## [Exercise task]
Extract all lines that hold "Panel" from the records below.

━━━━━ Dataset records ━━━━━

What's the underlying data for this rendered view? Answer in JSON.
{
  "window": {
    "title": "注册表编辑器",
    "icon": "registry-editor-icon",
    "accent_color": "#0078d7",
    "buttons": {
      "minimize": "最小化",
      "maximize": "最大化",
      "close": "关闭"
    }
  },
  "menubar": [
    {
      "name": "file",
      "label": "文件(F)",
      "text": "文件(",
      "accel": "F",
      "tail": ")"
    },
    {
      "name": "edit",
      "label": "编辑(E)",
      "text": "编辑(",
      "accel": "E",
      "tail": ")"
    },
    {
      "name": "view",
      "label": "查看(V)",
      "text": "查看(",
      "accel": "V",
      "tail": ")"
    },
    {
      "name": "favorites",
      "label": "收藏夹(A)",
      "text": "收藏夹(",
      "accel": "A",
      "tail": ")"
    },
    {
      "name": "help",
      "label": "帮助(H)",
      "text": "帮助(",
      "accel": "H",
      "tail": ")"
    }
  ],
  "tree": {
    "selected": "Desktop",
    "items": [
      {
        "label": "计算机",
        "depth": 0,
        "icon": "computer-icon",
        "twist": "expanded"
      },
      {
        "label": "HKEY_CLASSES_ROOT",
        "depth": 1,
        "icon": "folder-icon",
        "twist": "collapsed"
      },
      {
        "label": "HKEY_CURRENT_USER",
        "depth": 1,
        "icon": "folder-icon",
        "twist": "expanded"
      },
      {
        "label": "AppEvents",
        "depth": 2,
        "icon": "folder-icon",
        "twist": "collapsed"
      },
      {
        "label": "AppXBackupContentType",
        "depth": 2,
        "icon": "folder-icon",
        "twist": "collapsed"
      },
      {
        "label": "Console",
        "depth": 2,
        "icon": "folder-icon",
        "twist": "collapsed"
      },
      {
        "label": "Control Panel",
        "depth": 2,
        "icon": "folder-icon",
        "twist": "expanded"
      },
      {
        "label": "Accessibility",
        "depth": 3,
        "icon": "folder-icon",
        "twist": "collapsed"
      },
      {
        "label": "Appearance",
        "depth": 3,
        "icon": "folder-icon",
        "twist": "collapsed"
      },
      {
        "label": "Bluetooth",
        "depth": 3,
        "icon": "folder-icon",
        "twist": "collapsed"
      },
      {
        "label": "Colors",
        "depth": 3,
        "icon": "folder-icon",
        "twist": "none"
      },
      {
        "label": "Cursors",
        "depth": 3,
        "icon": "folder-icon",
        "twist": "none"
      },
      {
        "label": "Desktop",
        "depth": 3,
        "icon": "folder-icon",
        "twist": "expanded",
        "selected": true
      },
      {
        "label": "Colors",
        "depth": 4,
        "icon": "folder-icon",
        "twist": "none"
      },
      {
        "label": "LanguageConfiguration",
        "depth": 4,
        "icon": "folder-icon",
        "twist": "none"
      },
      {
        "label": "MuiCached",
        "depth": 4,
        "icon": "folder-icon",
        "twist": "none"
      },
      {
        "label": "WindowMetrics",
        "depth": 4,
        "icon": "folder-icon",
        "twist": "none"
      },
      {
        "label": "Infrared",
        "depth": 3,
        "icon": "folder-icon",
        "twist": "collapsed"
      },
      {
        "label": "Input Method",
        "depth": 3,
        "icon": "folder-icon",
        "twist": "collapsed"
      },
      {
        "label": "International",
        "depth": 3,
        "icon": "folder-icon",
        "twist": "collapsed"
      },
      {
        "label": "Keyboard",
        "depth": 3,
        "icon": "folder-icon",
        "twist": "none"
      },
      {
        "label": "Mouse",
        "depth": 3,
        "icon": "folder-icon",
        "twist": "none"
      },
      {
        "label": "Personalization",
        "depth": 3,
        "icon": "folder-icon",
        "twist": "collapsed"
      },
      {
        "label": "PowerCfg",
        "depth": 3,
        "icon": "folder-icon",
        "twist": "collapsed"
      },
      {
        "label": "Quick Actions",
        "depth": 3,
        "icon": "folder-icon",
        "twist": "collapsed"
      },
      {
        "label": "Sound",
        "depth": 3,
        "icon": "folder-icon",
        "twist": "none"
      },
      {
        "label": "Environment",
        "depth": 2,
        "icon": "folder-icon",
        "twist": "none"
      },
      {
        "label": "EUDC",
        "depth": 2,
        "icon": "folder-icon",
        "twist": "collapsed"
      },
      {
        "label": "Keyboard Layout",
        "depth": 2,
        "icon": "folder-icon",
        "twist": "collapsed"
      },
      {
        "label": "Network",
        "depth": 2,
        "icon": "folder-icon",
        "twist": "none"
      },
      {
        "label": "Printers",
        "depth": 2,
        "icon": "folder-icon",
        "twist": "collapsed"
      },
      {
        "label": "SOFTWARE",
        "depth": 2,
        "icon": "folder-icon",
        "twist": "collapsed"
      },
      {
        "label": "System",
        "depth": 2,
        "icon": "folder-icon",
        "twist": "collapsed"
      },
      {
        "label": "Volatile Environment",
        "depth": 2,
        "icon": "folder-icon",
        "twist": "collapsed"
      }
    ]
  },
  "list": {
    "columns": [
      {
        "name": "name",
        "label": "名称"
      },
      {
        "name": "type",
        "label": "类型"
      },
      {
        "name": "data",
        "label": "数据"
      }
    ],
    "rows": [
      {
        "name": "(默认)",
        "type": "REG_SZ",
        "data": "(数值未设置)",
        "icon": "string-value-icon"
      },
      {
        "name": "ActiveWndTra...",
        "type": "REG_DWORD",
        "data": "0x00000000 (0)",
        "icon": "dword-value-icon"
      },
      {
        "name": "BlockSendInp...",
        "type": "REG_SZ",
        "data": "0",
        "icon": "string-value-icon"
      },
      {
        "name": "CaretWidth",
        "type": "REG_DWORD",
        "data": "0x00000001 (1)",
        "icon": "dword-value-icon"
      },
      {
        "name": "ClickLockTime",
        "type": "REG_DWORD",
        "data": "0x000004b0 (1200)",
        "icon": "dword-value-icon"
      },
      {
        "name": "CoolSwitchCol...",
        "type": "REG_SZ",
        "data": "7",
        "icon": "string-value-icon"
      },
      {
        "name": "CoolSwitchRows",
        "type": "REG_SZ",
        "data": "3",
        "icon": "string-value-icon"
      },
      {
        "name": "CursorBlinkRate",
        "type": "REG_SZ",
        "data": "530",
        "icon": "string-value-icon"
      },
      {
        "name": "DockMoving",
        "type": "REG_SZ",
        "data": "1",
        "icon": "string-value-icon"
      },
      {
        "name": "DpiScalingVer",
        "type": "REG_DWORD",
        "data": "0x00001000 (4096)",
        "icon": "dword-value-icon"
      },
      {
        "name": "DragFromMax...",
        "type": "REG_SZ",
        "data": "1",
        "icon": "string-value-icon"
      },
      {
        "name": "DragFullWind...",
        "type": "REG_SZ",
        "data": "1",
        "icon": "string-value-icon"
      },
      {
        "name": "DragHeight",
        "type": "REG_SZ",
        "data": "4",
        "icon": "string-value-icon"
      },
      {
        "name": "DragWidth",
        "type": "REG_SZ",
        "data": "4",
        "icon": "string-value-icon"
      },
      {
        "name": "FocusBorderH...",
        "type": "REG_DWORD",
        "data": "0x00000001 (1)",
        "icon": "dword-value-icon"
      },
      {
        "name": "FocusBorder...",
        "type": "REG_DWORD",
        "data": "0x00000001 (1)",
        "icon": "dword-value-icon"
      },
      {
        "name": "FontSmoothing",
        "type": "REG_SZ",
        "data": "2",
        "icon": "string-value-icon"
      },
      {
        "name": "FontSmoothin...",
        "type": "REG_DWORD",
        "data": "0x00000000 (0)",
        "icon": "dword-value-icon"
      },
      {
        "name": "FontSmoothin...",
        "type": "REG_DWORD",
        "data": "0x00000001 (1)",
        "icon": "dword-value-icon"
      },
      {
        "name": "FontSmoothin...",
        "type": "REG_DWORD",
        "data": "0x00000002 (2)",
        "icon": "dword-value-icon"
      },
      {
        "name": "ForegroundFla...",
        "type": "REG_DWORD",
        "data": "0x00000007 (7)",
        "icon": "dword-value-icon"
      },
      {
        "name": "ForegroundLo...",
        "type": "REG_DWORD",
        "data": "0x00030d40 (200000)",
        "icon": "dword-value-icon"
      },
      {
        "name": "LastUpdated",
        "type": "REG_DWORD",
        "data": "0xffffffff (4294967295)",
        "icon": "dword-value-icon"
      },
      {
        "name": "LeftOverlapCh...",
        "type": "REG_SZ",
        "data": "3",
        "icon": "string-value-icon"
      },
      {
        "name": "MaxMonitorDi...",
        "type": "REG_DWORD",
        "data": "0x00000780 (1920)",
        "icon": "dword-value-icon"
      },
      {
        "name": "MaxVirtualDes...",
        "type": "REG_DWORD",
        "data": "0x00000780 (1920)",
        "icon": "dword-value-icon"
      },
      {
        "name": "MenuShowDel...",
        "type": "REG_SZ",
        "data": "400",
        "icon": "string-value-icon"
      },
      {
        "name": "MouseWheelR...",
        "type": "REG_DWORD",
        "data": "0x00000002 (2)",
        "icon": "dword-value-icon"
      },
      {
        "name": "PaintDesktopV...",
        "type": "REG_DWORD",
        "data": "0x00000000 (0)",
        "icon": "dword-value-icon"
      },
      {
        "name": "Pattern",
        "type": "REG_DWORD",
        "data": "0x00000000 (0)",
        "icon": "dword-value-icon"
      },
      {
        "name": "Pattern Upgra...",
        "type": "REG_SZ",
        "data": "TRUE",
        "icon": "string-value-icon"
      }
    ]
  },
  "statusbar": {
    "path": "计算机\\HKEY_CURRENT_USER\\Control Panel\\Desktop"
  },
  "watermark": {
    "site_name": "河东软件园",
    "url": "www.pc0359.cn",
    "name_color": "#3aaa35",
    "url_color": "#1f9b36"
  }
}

━━━━━

## [Answer to this problem]
        "label": "Control Panel",
    "path": "计算机\\HKEY_CURRENT_USER\\Control Panel\\Desktop"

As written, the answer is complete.